Records from a data collection
[start]

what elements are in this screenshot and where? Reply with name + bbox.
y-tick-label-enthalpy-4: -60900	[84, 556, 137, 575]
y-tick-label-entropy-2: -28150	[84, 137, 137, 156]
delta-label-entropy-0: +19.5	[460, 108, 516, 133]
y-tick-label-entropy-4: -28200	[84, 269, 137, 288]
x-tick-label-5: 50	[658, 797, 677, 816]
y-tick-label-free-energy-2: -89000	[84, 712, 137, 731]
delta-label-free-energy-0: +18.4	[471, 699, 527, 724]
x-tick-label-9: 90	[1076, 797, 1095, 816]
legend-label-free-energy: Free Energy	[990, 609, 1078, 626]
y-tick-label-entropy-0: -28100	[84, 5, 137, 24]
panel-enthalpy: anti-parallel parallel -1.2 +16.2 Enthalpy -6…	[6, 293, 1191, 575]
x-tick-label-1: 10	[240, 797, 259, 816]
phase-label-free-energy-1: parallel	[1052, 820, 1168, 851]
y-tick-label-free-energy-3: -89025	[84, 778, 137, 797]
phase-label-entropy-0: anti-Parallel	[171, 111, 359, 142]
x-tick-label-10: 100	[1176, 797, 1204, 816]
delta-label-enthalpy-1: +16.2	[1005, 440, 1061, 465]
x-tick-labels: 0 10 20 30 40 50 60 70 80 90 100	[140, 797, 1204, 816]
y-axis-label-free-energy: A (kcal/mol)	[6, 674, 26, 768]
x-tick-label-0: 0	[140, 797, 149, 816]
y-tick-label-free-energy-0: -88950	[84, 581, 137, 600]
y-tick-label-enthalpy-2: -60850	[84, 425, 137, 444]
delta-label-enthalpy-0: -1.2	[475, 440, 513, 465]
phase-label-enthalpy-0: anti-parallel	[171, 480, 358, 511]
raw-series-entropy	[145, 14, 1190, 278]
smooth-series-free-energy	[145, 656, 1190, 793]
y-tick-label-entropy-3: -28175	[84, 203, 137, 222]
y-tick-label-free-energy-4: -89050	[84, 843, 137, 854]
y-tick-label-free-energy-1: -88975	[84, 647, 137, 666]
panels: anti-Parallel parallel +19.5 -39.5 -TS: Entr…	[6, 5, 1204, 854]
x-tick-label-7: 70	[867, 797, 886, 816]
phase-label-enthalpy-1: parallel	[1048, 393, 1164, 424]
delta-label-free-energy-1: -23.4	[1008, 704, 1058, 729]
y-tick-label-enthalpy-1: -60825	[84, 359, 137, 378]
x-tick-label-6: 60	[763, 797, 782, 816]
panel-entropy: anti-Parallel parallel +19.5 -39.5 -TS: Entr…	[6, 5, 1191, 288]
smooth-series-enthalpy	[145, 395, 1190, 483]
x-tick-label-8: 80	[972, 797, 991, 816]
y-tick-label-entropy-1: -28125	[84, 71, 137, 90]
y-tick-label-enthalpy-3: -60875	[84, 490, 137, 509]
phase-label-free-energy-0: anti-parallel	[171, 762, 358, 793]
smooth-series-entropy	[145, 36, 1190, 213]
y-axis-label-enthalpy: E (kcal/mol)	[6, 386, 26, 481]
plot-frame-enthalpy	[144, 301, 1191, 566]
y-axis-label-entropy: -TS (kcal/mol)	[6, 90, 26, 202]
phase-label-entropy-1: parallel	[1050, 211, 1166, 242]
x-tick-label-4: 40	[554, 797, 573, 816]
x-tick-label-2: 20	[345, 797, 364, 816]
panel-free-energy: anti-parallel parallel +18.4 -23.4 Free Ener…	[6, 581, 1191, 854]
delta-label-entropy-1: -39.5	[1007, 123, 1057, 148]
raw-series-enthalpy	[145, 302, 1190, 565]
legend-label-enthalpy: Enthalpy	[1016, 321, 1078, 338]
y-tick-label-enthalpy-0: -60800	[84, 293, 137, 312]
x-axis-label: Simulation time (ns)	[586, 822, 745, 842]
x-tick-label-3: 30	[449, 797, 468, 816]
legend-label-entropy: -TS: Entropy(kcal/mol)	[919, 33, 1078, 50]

[end]

_Stated goal_.
Rewrite the material above, changing each occurrence of "kcal/mol" to "kJ/mol" and leaving everything else untouched.

_Output of the exercise_.
what elements are in this screenshot and where? Reply with name + bbox.
y-tick-label-enthalpy-4: -60900	[84, 556, 137, 575]
y-tick-label-entropy-2: -28150	[84, 137, 137, 156]
delta-label-entropy-0: +19.5	[460, 108, 516, 133]
y-tick-label-entropy-4: -28200	[84, 269, 137, 288]
x-tick-label-5: 50	[658, 797, 677, 816]
y-tick-label-free-energy-2: -89000	[84, 712, 137, 731]
delta-label-free-energy-0: +18.4	[471, 699, 527, 724]
x-tick-label-9: 90	[1076, 797, 1095, 816]
legend-label-free-energy: Free Energy	[990, 609, 1078, 626]
y-tick-label-entropy-0: -28100	[84, 5, 137, 24]
panel-enthalpy: anti-parallel parallel -1.2 +16.2 Enthalpy -6…	[6, 293, 1191, 575]
x-tick-label-1: 10	[240, 797, 259, 816]
phase-label-free-energy-1: parallel	[1052, 820, 1168, 851]
y-tick-label-free-energy-3: -89025	[84, 778, 137, 797]
phase-label-entropy-0: anti-Parallel	[171, 111, 359, 142]
x-tick-label-10: 100	[1176, 797, 1204, 816]
delta-label-enthalpy-1: +16.2	[1005, 440, 1061, 465]
x-tick-labels: 0 10 20 30 40 50 60 70 80 90 100	[140, 797, 1204, 816]
y-axis-label-free-energy: A (kJ/mol)	[6, 674, 26, 768]
x-tick-label-0: 0	[140, 797, 149, 816]
y-tick-label-free-energy-0: -88950	[84, 581, 137, 600]
y-tick-label-enthalpy-2: -60850	[84, 425, 137, 444]
delta-label-enthalpy-0: -1.2	[475, 440, 513, 465]
phase-label-enthalpy-0: anti-parallel	[171, 480, 358, 511]
raw-series-entropy	[145, 14, 1190, 278]
smooth-series-free-energy	[145, 656, 1190, 793]
y-tick-label-entropy-3: -28175	[84, 203, 137, 222]
y-tick-label-free-energy-4: -89050	[84, 843, 137, 854]
y-tick-label-free-energy-1: -88975	[84, 647, 137, 666]
panels: anti-Parallel parallel +19.5 -39.5 -TS: Entr…	[6, 5, 1204, 854]
x-tick-label-7: 70	[867, 797, 886, 816]
phase-label-enthalpy-1: parallel	[1048, 393, 1164, 424]
delta-label-free-energy-1: -23.4	[1008, 704, 1058, 729]
y-tick-label-enthalpy-1: -60825	[84, 359, 137, 378]
x-tick-label-6: 60	[763, 797, 782, 816]
panel-entropy: anti-Parallel parallel +19.5 -39.5 -TS: Entr…	[6, 5, 1191, 288]
smooth-series-enthalpy	[145, 395, 1190, 483]
x-tick-label-8: 80	[972, 797, 991, 816]
y-tick-label-entropy-1: -28125	[84, 71, 137, 90]
y-tick-label-enthalpy-3: -60875	[84, 490, 137, 509]
phase-label-free-energy-0: anti-parallel	[171, 762, 358, 793]
smooth-series-entropy	[145, 36, 1190, 213]
y-axis-label-enthalpy: E (kJ/mol)	[6, 386, 26, 481]
plot-frame-enthalpy	[144, 301, 1191, 566]
y-axis-label-entropy: -TS (kJ/mol)	[6, 90, 26, 202]
phase-label-entropy-1: parallel	[1050, 211, 1166, 242]
x-tick-label-4: 40	[554, 797, 573, 816]
x-tick-label-2: 20	[345, 797, 364, 816]
panel-free-energy: anti-parallel parallel +18.4 -23.4 Free Ener…	[6, 581, 1191, 854]
delta-label-entropy-1: -39.5	[1007, 123, 1057, 148]
raw-series-enthalpy	[145, 302, 1190, 565]
legend-label-enthalpy: Enthalpy	[1016, 321, 1078, 338]
y-tick-label-enthalpy-0: -60800	[84, 293, 137, 312]
x-axis-label: Simulation time (ns)	[586, 822, 745, 842]
x-tick-label-3: 30	[449, 797, 468, 816]
legend-label-entropy: -TS: Entropy(kJ/mol)	[919, 33, 1078, 50]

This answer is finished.